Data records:
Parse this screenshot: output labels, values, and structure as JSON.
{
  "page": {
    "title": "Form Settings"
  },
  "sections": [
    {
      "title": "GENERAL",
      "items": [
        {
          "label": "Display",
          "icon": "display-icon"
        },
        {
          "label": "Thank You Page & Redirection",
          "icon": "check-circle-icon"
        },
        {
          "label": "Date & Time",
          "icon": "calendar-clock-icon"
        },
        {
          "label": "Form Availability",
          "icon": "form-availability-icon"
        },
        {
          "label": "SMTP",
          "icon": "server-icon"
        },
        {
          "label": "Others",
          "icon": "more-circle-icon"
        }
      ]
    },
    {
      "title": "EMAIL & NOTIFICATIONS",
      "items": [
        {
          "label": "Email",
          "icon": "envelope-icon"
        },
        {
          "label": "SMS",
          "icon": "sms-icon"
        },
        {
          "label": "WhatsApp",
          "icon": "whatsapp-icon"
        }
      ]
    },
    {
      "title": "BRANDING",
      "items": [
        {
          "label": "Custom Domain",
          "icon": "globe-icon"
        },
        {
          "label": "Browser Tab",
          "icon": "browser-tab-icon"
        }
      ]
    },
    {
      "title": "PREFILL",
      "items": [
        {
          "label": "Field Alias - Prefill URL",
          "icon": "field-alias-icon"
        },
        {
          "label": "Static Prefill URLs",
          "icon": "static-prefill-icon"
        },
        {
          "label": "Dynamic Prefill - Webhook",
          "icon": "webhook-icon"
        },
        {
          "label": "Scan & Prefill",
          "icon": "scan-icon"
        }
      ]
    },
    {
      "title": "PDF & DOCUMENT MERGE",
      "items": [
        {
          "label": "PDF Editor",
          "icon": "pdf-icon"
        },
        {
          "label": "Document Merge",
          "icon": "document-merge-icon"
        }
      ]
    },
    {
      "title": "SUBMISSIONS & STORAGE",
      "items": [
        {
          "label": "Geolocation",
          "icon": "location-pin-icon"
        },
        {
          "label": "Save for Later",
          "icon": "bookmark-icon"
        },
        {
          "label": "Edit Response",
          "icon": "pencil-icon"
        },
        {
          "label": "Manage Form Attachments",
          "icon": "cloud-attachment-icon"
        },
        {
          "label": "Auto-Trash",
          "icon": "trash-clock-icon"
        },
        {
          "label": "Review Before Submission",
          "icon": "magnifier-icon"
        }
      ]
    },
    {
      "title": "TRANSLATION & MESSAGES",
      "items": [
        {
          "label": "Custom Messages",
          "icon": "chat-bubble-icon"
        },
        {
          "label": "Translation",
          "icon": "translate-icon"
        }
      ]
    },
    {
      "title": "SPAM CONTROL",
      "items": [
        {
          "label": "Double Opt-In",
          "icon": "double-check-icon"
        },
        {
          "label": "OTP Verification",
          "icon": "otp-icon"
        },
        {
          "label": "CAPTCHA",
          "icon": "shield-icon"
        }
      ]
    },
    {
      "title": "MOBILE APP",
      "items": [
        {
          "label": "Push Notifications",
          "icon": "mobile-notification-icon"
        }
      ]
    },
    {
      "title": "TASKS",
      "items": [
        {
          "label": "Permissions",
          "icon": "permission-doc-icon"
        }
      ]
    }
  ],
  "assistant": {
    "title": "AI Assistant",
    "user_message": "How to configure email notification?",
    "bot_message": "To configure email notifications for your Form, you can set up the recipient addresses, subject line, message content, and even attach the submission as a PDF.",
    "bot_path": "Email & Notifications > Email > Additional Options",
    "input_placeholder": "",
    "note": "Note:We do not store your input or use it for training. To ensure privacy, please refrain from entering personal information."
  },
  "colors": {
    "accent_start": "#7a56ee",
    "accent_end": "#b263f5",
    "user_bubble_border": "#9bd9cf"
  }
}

Set exercise: Which lines hold the word "your"? Copy every one of them.

Written solution:
    "bot_message": "To configure email notifications for your Form, you can set up the recipient addresses, subject line, message content, and even attach the submission as a PDF.",
    "note": "Note:We do not store your input or use it for training. To ensure privacy, please refrain from entering personal information."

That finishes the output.